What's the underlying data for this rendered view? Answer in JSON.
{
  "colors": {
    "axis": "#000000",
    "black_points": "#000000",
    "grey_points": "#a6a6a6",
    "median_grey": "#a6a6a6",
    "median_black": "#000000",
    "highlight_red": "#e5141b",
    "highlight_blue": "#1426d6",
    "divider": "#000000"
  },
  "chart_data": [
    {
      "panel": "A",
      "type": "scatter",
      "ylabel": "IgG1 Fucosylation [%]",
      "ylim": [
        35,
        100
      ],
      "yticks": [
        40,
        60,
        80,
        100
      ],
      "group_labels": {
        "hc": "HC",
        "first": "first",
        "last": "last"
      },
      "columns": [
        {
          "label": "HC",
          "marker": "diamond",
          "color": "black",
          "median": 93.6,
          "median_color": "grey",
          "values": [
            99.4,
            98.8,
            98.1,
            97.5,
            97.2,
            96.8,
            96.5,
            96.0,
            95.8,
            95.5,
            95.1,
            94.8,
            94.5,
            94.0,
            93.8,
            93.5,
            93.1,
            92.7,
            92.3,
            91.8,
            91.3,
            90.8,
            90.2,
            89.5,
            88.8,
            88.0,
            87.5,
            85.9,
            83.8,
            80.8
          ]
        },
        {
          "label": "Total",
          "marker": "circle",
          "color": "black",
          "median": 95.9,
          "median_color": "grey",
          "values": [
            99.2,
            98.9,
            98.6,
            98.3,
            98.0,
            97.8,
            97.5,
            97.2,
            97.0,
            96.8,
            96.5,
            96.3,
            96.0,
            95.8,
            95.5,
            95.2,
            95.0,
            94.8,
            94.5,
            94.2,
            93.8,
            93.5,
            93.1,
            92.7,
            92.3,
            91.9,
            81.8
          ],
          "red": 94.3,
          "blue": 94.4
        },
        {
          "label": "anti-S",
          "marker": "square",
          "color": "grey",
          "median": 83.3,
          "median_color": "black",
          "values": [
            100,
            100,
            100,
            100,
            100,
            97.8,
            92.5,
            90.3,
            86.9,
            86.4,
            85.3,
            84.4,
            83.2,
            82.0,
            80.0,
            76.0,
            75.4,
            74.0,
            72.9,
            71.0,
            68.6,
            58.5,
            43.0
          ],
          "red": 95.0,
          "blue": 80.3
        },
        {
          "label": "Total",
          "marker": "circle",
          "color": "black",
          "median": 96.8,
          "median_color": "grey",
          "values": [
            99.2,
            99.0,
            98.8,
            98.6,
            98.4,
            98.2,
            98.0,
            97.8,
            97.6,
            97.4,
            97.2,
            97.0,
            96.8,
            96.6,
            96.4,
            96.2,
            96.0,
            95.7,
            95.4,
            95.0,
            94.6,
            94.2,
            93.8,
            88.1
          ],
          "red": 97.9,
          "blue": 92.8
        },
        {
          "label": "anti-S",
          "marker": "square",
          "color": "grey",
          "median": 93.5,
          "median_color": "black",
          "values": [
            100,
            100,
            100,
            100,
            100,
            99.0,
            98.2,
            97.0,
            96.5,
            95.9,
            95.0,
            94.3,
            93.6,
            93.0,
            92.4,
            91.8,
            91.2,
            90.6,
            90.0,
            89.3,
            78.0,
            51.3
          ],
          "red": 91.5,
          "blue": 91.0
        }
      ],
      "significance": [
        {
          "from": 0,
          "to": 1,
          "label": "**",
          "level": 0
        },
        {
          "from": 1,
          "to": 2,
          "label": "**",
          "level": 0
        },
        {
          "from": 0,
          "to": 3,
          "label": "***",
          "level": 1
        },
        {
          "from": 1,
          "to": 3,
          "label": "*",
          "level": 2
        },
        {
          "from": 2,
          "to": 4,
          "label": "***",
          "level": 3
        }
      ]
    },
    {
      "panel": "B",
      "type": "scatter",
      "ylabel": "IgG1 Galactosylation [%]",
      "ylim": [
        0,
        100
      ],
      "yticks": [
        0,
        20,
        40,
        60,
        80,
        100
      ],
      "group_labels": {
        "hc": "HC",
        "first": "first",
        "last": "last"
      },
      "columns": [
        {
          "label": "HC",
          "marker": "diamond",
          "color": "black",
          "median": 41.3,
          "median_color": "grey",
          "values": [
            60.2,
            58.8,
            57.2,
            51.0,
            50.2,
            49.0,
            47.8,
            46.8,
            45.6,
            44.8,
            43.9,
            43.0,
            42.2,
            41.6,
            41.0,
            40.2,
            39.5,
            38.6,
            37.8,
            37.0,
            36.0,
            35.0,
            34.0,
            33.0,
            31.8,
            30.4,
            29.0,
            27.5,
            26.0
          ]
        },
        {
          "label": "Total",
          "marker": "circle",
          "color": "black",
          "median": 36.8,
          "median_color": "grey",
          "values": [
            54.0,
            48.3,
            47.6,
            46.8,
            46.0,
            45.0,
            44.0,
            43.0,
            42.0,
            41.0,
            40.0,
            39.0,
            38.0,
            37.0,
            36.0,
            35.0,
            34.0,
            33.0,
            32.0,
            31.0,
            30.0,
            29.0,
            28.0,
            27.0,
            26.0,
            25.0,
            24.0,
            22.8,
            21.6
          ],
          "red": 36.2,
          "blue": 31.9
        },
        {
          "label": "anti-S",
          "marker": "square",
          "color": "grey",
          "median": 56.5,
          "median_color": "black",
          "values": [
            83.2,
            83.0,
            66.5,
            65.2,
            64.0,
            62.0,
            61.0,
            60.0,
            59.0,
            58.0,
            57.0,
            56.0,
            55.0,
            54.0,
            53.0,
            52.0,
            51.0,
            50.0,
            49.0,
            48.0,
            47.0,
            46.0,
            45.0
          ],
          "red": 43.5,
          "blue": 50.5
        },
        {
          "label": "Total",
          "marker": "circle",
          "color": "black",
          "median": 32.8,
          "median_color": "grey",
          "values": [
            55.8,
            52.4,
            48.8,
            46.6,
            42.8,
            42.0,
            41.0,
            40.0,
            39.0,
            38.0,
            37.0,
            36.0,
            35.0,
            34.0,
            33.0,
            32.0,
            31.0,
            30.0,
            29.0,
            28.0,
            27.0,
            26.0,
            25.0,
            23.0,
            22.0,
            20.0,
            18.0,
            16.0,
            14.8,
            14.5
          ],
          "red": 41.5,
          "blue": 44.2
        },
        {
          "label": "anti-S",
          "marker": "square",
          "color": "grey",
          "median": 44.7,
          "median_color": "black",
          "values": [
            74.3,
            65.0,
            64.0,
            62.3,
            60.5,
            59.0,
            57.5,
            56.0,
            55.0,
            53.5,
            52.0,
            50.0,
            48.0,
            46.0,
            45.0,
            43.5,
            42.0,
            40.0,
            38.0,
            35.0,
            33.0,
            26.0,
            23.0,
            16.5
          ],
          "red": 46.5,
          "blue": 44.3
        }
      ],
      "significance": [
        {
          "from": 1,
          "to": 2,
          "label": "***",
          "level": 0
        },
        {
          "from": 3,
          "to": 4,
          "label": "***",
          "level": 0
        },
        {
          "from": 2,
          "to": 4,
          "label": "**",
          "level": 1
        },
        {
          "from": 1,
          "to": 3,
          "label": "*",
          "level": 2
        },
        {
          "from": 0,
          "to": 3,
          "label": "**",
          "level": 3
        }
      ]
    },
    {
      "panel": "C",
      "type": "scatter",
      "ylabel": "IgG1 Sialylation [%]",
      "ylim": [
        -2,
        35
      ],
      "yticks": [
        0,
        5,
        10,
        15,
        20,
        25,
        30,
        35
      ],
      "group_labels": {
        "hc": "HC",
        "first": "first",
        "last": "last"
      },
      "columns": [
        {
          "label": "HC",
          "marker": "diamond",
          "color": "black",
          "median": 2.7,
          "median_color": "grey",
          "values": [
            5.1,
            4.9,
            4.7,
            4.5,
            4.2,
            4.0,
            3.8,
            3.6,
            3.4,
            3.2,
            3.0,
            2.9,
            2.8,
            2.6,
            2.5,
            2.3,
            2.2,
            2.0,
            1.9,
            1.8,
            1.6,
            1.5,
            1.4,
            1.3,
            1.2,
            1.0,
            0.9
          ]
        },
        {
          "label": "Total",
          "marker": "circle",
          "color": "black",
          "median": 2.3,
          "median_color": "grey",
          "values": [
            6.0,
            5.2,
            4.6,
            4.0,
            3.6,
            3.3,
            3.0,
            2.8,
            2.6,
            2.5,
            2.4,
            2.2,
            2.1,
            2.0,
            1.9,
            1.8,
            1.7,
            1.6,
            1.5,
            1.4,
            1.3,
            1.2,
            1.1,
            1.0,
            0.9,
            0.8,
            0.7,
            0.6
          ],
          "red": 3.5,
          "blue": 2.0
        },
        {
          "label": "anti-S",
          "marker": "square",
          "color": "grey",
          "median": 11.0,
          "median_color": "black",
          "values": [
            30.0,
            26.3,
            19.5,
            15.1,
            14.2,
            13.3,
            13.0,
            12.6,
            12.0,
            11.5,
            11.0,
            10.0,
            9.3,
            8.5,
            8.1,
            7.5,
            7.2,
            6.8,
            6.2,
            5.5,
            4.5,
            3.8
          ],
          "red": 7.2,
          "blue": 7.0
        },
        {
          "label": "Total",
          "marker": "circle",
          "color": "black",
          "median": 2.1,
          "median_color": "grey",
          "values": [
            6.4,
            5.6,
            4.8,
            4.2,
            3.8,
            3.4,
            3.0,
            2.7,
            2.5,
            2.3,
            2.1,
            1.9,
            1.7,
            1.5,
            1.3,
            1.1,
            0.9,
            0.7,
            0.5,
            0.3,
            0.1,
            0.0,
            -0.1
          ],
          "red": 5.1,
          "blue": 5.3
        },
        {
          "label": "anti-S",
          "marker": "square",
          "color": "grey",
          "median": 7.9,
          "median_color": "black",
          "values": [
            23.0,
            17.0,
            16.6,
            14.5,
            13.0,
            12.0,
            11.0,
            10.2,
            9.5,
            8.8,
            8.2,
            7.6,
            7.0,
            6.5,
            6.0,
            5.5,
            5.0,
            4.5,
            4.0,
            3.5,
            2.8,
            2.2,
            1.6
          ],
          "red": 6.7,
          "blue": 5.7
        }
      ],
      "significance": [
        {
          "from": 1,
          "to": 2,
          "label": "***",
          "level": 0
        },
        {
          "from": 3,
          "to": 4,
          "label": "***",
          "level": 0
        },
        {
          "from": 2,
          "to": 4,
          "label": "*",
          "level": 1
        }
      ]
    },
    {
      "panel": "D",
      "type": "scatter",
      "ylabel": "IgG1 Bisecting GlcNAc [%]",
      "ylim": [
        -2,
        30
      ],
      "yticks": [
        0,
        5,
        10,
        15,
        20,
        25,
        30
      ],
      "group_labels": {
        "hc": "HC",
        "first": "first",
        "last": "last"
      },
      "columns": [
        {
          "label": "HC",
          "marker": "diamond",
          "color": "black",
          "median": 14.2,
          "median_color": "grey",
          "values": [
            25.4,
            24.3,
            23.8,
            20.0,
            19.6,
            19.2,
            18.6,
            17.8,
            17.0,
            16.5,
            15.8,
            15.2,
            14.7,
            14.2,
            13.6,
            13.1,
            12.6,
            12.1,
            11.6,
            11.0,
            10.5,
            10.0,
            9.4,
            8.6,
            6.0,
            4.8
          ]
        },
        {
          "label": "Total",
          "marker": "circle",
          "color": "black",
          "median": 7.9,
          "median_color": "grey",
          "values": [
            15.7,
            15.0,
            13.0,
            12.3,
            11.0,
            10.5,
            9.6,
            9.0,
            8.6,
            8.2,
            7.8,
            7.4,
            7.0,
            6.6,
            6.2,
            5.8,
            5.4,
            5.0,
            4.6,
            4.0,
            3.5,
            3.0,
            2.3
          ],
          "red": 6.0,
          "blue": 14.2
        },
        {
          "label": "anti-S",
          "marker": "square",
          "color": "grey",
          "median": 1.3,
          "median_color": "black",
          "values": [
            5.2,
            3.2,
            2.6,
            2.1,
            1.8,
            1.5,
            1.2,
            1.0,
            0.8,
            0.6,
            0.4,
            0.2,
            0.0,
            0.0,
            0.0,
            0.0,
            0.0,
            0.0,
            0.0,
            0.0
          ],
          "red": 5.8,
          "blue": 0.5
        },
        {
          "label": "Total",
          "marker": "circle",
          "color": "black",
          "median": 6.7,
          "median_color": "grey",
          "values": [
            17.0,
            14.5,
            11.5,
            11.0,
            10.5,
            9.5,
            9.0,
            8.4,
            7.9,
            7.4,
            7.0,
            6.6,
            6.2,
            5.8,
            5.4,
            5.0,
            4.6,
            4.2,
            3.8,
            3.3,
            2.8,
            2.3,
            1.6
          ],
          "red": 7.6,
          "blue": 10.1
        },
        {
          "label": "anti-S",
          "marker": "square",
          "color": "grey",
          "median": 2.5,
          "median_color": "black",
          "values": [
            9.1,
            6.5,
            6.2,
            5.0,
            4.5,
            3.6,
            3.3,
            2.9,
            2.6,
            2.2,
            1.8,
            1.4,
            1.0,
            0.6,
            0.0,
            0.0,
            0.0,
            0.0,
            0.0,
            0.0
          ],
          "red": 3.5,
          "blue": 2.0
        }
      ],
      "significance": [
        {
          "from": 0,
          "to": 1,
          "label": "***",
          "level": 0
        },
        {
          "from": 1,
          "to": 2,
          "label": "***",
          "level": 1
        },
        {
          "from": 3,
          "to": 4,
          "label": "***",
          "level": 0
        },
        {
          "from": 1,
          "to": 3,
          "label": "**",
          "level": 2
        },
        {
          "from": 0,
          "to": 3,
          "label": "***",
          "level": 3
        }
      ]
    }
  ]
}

■ ■ ■ ■

WHAT IS NEEDED:
Say how many lines of the data include the word "ylabel". Nothing other than the number should be given.

RESULT FOR THIS TASK:
4